— Start Available records —

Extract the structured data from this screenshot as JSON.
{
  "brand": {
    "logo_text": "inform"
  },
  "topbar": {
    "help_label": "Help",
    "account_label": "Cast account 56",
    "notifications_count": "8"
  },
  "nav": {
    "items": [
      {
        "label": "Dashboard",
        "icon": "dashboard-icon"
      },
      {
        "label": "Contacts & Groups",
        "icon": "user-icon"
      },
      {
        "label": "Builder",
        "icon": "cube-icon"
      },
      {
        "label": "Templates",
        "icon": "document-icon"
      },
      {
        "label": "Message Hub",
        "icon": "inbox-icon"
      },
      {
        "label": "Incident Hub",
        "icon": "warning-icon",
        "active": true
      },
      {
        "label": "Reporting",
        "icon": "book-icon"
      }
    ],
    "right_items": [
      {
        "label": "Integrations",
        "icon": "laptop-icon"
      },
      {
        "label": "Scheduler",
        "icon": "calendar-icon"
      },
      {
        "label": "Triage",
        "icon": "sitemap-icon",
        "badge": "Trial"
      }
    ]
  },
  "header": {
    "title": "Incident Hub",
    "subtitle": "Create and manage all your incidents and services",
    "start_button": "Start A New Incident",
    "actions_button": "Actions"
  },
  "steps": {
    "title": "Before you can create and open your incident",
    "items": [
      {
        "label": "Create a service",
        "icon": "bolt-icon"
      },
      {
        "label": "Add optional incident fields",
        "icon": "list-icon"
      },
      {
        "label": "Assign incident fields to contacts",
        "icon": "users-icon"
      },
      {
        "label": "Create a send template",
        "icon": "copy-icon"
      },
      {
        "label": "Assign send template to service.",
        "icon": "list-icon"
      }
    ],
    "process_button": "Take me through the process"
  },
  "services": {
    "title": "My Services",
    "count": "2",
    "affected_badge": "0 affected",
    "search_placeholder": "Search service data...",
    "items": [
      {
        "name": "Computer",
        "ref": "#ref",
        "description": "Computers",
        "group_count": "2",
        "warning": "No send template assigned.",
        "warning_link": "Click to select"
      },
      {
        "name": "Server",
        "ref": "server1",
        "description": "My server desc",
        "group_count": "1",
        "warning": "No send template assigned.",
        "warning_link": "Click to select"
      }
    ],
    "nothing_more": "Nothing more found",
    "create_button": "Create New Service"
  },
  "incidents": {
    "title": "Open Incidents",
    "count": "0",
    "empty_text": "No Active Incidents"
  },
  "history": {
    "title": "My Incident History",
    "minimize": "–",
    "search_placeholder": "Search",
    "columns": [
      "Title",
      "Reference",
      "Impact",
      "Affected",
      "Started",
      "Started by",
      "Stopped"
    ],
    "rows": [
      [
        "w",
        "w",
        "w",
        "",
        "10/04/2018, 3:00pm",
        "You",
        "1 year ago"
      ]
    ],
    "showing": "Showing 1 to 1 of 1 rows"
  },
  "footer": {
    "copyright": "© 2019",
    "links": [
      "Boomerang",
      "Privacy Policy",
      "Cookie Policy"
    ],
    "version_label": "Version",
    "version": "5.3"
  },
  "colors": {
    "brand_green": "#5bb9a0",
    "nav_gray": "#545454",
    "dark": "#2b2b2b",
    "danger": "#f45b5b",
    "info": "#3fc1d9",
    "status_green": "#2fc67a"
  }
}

— End Available records —
— Start Available records —

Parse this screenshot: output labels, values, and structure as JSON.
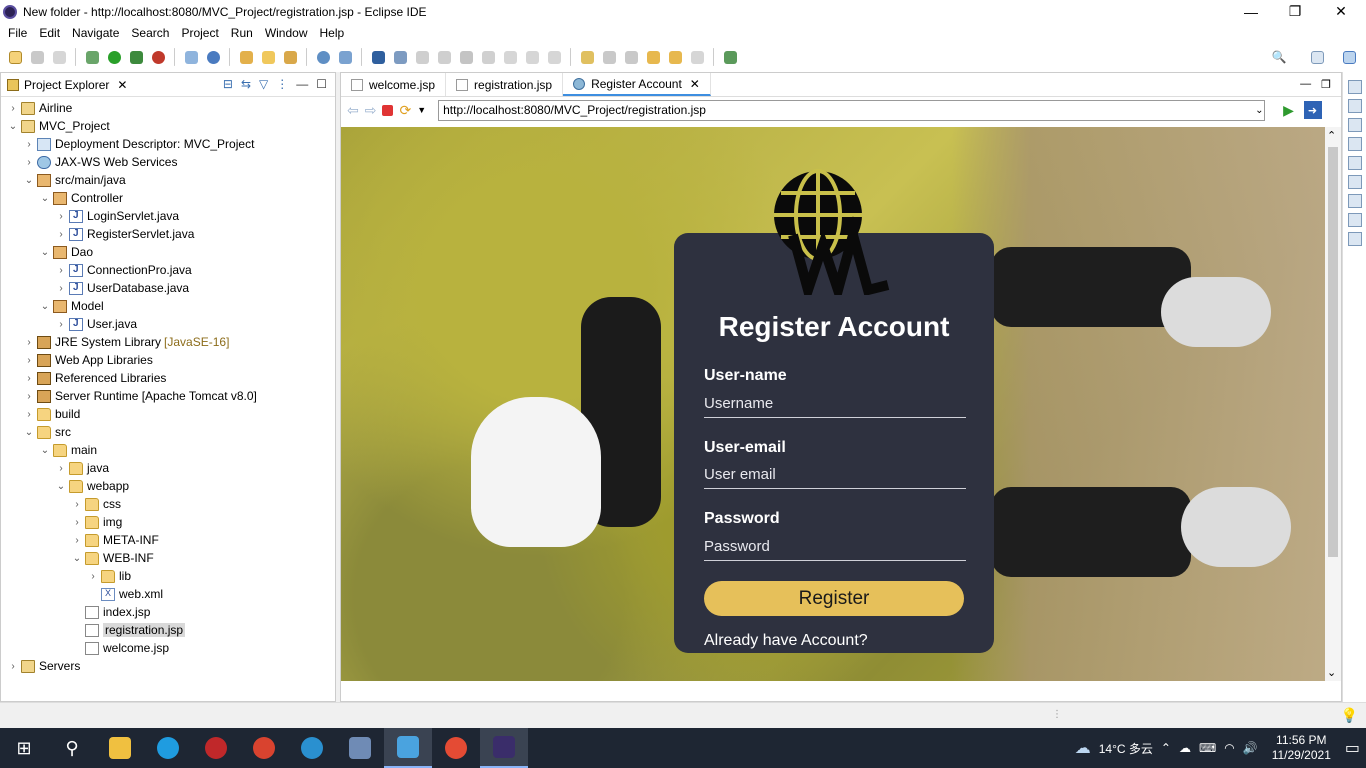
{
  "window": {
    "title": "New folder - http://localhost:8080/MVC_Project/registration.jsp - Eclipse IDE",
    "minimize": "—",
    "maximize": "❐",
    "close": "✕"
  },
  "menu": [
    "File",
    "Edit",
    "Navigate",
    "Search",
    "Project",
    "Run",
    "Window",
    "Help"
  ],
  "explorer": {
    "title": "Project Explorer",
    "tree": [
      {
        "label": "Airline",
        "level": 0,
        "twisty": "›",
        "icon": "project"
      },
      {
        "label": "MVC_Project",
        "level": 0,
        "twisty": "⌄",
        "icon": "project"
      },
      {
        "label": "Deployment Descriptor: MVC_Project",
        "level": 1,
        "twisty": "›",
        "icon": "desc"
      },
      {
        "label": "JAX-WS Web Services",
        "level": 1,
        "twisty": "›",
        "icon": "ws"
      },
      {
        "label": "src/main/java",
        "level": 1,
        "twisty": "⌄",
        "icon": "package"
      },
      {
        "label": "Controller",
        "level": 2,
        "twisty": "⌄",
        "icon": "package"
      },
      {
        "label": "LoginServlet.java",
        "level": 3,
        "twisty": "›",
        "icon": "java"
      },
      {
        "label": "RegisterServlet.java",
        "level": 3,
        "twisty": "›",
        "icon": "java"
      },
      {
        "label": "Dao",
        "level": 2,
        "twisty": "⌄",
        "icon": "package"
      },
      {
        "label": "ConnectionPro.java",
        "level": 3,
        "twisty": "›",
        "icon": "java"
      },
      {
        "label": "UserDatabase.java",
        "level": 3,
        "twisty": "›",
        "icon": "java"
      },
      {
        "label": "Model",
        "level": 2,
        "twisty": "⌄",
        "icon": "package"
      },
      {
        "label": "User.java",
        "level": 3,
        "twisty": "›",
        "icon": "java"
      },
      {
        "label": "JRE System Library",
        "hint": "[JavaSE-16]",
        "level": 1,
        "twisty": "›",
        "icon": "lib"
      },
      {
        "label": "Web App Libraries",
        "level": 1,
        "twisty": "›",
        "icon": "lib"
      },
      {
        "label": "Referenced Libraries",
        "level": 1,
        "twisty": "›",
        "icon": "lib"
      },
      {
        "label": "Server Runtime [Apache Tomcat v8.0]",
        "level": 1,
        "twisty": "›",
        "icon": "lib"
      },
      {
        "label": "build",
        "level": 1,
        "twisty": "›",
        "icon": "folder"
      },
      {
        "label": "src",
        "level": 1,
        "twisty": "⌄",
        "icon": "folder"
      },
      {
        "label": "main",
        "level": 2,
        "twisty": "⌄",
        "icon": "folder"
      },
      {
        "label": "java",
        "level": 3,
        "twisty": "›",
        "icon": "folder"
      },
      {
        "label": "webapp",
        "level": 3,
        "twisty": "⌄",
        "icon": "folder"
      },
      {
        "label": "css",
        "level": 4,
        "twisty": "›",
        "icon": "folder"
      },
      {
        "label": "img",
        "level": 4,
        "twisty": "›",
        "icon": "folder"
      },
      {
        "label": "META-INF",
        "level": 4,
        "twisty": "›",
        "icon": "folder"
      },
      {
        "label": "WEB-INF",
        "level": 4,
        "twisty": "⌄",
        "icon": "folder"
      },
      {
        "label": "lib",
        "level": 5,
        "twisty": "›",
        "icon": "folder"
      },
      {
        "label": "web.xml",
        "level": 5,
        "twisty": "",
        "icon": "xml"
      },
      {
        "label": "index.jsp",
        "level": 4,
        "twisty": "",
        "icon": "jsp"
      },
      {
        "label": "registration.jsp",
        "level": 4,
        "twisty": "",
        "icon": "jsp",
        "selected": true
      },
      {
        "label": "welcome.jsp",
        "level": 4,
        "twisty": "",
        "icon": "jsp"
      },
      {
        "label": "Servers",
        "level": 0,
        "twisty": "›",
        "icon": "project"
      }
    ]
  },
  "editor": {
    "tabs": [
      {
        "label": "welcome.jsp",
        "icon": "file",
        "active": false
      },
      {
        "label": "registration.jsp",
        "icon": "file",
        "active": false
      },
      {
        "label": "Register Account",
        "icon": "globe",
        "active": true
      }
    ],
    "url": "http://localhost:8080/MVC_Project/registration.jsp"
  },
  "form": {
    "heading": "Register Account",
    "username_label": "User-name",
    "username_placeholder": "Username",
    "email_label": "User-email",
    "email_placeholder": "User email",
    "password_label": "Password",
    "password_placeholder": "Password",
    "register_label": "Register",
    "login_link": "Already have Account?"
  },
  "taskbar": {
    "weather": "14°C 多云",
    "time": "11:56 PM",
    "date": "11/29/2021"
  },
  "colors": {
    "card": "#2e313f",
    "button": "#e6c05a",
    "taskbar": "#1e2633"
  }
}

— End Available records —

(Given instruction) Copy down every line of the material above that includes the string "Password".

(Written answer)
    "password_label": "Password",
    "password_placeholder": "Password",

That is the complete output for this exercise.